**Task prompt**
Reply with one number: how many lines contain the word "bottom".
· · · · ·
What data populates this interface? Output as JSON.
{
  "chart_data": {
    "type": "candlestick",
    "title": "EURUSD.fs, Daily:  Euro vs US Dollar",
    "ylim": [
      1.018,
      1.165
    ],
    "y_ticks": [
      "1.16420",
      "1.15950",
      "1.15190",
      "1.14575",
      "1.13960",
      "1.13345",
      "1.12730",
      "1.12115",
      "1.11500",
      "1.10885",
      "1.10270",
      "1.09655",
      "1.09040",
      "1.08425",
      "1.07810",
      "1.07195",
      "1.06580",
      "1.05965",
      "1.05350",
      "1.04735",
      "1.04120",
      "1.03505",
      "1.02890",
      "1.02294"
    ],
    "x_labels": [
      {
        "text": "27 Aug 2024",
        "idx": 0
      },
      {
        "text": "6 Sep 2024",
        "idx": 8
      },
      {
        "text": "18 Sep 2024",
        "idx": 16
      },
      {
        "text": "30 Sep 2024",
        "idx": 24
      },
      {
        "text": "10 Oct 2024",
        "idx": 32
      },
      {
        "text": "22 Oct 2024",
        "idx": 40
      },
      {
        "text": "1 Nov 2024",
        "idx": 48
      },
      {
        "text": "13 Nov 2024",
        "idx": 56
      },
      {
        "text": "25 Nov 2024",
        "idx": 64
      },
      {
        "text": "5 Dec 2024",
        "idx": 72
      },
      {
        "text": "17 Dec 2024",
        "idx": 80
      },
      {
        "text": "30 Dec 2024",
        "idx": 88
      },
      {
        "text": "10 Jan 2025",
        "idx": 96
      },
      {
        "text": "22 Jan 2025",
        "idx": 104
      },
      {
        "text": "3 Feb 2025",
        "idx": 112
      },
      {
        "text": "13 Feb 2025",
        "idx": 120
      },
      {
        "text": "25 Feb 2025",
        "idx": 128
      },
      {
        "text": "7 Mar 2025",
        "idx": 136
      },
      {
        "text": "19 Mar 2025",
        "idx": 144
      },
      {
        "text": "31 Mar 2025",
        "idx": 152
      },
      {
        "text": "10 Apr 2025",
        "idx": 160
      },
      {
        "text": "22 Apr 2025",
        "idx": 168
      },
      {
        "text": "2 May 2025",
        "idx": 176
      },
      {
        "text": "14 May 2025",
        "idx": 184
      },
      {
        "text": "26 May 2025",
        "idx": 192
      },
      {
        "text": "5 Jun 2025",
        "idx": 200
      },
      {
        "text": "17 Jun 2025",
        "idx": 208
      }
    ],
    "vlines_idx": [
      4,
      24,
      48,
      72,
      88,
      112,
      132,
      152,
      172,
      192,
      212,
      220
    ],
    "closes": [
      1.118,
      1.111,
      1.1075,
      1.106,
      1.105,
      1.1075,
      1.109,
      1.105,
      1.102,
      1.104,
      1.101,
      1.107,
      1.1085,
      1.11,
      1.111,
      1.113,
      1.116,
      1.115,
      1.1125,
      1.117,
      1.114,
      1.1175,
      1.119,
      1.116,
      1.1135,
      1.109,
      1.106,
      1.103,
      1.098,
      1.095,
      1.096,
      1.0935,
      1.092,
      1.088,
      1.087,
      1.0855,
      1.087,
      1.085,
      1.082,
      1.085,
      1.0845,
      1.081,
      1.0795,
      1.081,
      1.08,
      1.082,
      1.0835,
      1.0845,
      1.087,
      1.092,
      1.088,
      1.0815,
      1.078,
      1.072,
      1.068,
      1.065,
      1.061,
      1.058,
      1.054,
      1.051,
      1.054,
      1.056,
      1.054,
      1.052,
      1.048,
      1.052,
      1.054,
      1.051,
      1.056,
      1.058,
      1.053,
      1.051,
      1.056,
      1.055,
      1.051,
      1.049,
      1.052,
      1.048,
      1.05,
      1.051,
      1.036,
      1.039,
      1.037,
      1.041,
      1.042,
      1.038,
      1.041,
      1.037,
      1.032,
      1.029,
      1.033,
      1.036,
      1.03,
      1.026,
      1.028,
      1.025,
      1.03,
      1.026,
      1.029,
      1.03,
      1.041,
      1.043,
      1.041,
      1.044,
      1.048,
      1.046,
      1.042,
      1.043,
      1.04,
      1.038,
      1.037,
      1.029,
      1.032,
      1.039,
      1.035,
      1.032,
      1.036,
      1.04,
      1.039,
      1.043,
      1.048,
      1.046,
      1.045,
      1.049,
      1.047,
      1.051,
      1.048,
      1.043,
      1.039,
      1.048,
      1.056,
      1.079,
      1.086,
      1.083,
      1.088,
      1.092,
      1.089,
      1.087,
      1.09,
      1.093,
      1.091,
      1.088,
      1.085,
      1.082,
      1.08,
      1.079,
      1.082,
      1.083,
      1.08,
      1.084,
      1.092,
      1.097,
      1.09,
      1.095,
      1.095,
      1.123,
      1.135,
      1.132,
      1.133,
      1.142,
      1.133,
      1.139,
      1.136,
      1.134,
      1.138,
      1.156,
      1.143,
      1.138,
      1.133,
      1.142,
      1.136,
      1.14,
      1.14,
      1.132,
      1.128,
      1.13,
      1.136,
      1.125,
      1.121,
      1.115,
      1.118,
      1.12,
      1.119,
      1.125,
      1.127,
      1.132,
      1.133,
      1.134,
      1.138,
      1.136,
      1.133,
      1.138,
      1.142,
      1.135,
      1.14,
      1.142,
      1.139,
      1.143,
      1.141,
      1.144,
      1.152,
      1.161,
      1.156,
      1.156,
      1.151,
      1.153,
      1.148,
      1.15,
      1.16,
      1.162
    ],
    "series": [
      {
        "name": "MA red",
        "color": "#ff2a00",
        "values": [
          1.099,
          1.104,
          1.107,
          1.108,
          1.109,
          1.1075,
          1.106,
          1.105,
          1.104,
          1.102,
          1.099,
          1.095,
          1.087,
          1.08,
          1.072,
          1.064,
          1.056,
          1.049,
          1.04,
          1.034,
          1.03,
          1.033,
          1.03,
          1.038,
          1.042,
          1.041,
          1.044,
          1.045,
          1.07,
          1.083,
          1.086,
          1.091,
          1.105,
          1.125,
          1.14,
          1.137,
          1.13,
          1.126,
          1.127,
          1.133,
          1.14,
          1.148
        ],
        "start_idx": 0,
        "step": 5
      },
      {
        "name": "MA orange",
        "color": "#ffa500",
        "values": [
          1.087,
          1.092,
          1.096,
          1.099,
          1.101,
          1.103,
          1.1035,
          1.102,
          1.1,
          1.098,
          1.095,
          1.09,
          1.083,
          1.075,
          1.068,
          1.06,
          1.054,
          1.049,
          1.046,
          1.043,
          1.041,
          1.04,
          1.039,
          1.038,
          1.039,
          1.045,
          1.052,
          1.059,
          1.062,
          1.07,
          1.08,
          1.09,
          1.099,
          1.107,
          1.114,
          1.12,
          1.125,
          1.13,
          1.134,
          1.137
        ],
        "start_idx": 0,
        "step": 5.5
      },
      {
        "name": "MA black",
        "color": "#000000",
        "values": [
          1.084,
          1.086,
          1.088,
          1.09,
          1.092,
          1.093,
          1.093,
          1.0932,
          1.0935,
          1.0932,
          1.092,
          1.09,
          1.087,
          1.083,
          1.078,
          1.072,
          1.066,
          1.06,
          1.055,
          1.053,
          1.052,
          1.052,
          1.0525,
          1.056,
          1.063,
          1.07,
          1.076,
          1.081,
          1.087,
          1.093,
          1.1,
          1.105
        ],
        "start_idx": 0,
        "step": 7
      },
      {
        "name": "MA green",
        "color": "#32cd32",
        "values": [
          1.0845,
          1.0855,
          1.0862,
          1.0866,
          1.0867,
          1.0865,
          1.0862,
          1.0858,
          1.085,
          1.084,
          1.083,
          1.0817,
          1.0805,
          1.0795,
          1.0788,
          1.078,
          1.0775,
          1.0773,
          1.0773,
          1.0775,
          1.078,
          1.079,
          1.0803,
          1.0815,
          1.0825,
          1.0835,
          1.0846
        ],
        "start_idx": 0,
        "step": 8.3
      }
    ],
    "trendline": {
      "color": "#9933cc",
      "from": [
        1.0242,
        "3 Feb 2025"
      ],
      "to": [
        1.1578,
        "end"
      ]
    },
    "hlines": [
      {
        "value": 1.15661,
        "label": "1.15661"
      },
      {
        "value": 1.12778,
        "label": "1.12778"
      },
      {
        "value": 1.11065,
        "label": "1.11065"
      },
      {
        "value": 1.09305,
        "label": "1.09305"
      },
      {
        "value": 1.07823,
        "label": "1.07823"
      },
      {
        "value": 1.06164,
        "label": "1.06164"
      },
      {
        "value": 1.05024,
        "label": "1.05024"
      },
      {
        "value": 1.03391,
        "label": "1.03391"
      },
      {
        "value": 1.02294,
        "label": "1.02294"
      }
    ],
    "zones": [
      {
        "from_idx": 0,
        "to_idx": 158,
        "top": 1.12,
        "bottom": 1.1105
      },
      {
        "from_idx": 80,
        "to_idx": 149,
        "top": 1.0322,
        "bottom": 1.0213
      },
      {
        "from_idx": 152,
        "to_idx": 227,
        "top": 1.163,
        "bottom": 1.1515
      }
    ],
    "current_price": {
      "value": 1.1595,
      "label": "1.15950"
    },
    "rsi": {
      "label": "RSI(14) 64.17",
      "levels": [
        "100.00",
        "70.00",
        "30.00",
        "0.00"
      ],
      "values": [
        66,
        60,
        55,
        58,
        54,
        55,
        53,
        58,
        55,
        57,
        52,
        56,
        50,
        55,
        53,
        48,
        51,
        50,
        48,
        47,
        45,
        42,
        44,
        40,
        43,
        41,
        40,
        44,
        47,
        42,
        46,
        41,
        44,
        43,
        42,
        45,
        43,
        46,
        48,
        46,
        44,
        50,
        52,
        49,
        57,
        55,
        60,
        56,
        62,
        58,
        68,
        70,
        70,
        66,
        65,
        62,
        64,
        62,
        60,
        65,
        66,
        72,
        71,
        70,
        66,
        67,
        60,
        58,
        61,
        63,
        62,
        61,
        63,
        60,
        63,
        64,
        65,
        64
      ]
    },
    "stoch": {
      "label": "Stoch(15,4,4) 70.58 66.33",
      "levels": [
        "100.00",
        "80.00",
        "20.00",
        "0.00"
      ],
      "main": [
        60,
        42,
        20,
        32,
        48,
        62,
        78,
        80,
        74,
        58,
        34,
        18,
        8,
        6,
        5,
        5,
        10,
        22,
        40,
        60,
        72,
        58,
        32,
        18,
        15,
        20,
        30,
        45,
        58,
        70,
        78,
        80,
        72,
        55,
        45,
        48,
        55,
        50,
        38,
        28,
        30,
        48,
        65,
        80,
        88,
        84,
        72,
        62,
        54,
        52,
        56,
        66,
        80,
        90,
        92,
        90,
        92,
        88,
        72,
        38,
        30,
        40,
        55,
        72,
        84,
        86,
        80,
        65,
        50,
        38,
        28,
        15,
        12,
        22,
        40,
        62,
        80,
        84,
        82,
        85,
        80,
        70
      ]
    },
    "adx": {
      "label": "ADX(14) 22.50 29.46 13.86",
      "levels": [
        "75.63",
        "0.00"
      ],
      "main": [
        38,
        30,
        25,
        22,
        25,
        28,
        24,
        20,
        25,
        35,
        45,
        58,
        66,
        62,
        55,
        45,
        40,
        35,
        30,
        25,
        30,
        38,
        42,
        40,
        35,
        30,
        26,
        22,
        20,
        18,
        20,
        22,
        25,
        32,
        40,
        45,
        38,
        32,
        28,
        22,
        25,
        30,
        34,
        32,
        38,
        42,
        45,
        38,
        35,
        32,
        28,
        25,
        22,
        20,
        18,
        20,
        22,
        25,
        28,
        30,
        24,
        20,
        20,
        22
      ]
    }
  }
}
· · · · ·
**Result of this exercise**
3